(TRABAJO POR REALIZAR): Prosigue la columna de opinión sobre Fidel y sus mandamientos comunistas a partir de su última oración.

(TEXTO DE ORIGEN):
········
Ramón Ferreira /
El Nuevo Herald,
julio 15, 2002.
Para rescatar al mundo envuelto en una orgía capitalista, Fidel bajó
del monte con los mandamientos comunistas como redención eterna. Antes de
regresar a las alturas, confiando que serán obedecidos, los deja por
escrito y los otorga a un trono con dos sillas desde donde Raúl con balas
y Alarcón con oratoria serán responsables de imponerlos como ley
sagrada.
Si Hitler solamente aspiraba a un Tercer Reich que durara mil años,
para Fidel el suyo debe durar la eternidad. Que haya creído necesario que
sus millones de siervos lo aceptaran con firma, dirección y número
de serie, parece indicar que desconfía de la veleidad humana y su
propensión a apreciar todo lo que brilla. Y como el dólar emite un
brillo especial, pudiera ser imposible reprimir tal ansia con balas o con lemas.
Fidel padecía de demencia precoz cuando aturdió al país
con su primer discurso que una paloma calificó sobre sus galones. Ahora
el pueblo sufre su incoherencia senil y el temor de ser arrastrado por un
laberinto sin salida. Hay quienes culpan a Washington por no suministrarle la
pastilla que hubiera reforzado lo imposible y a Rusia por dejarlo sin los
cohetes conque pudo haber arrastrado al mundo a su solución definitiva.
········
(DATOS REGISTRADOS):
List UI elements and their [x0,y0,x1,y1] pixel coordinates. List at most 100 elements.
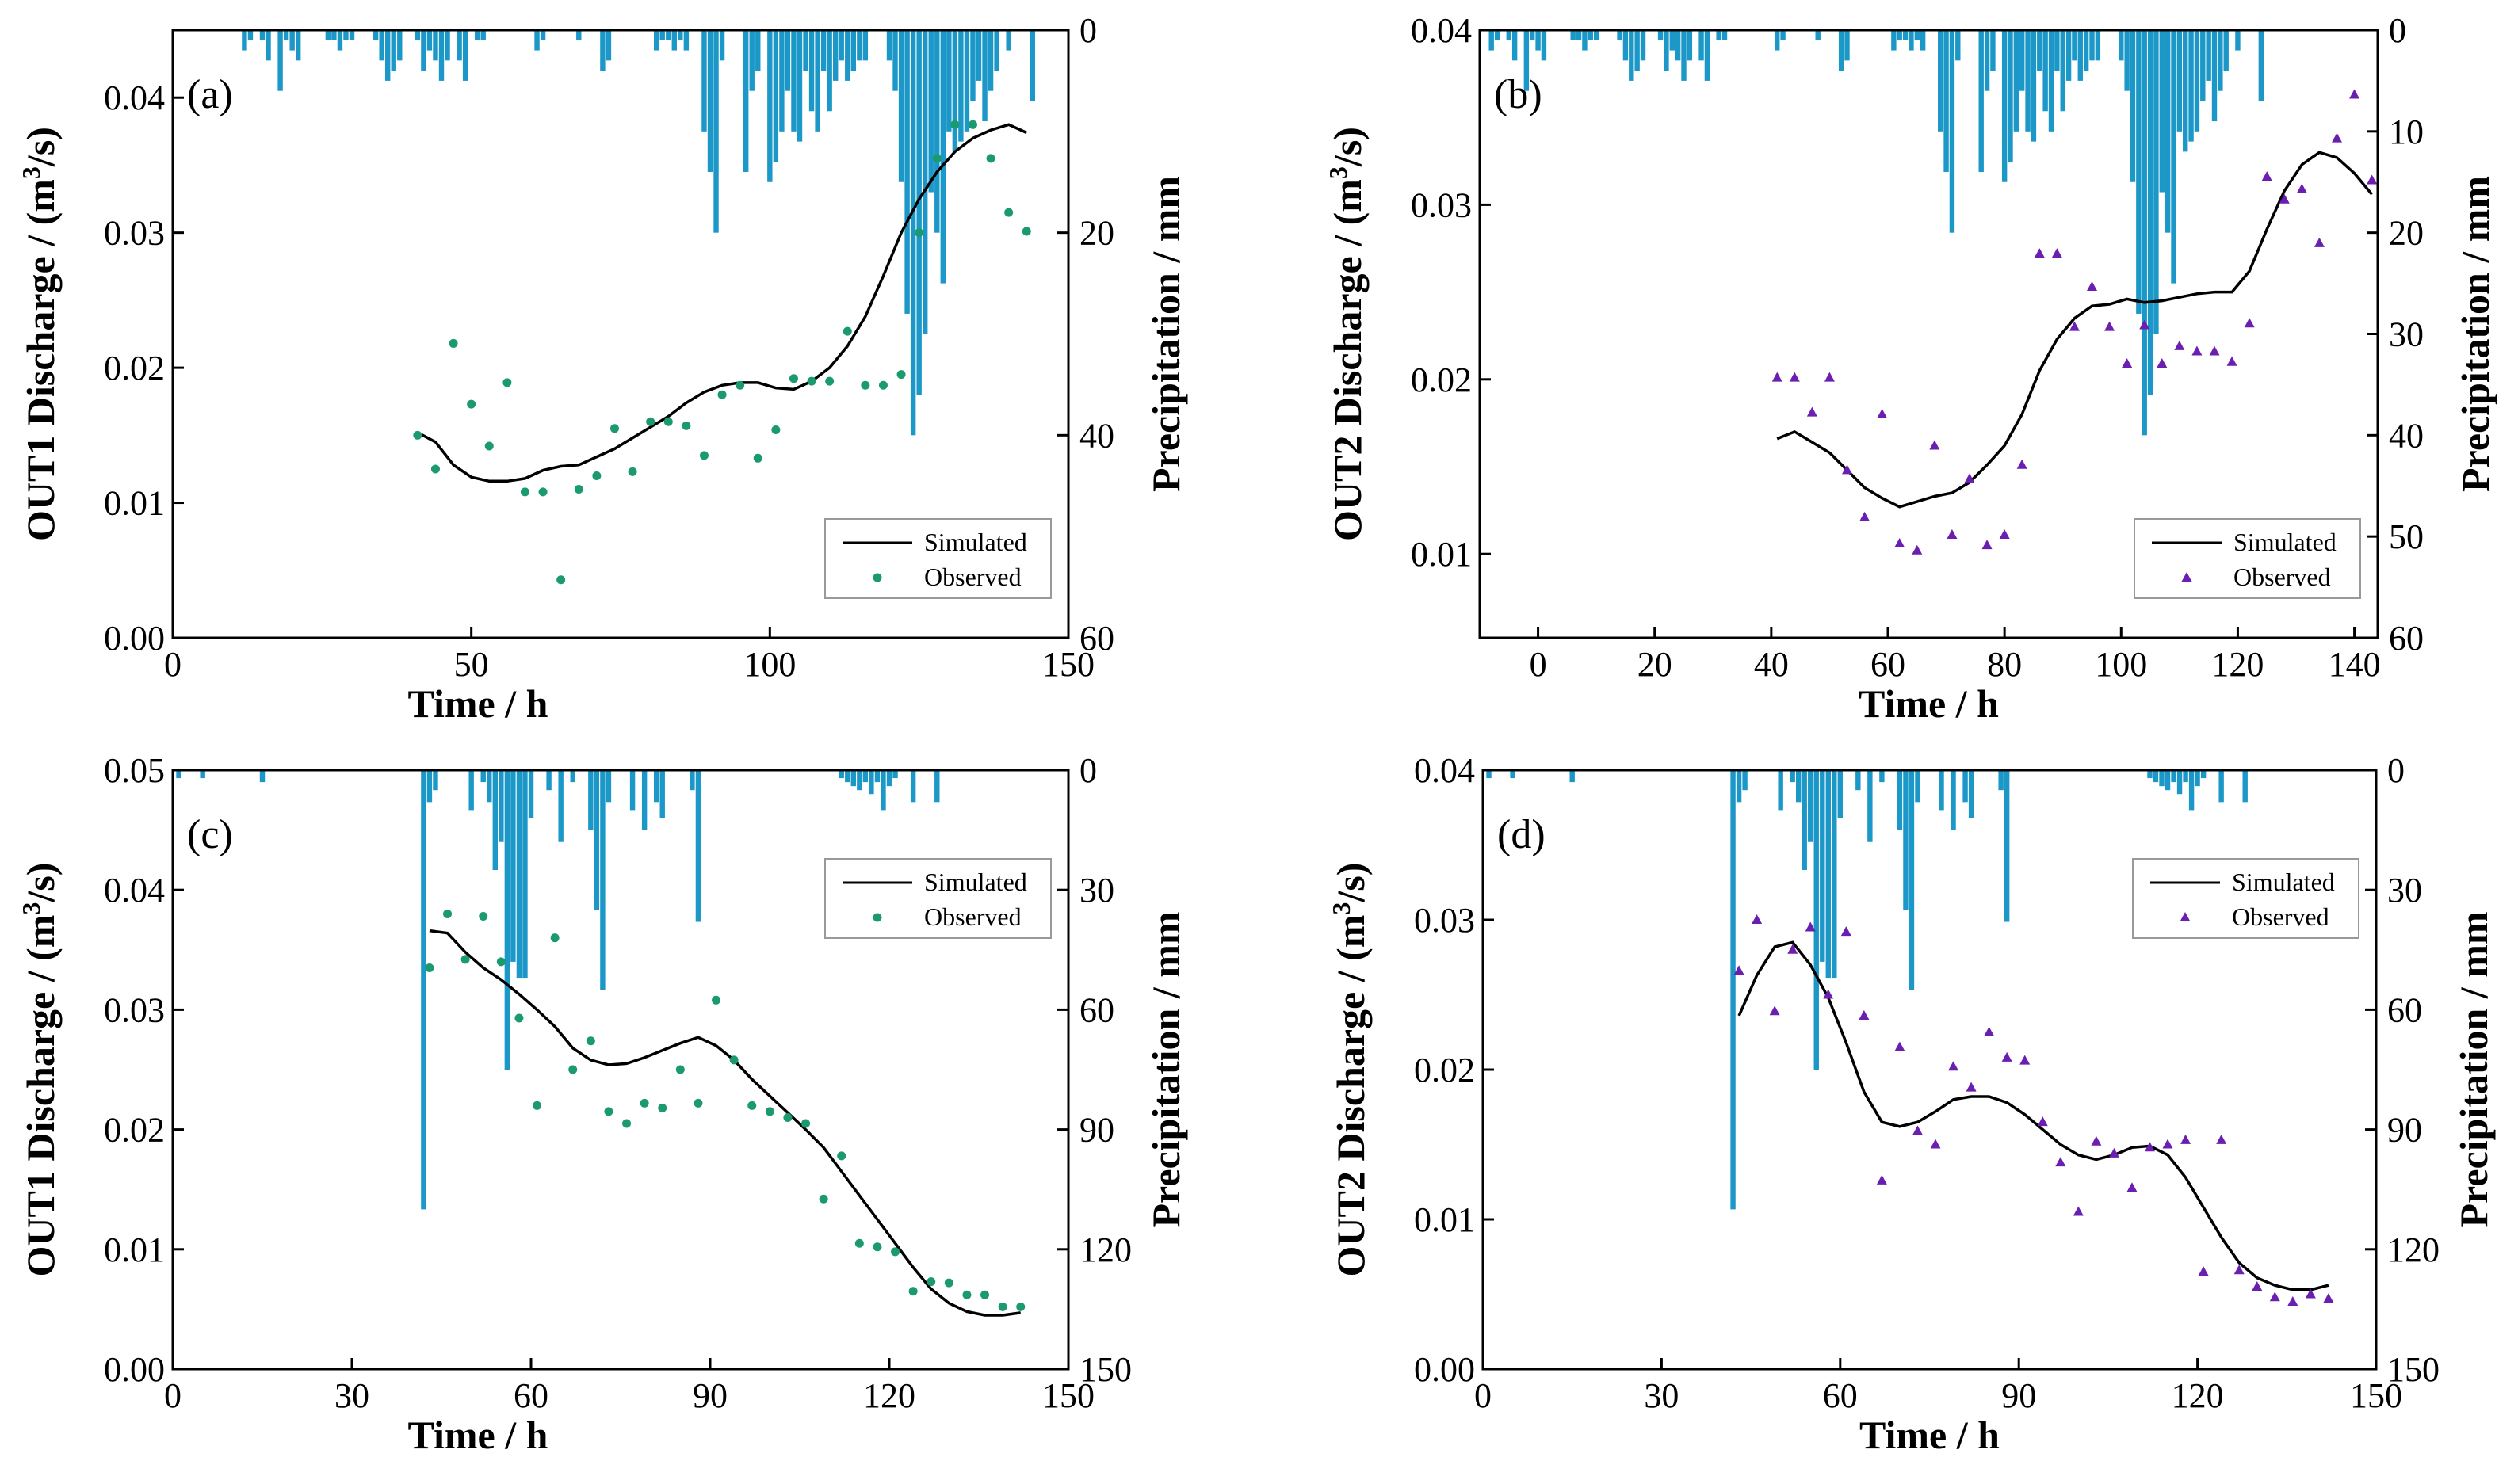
········
(RESPUESTA):
También se les puede echar la culpa a sus vecinos latinoamericanos
por estar viendo un desastre que pudieron haber contribuido a detener antes, si
no les temieran a sus propios fidelitos en el patio. Con Carter y con Clinton
desfilaron repartiendo promesas y mensajes de paz, protegidos por cristales
blindados de las decepciones de sus pueblos, hartos de esperar por la panacea
que seguían ofreciendo y Fidel no cumplía. Ahora que Bush ha
definido la democracia y que solamente existen dos bandos para alcanzarla, el
mundo occidental primero y ahora los hermanos latinos empiezan a reconocer que
se terminaron las promesas de dulces en el cielo, a toda costa, para todos.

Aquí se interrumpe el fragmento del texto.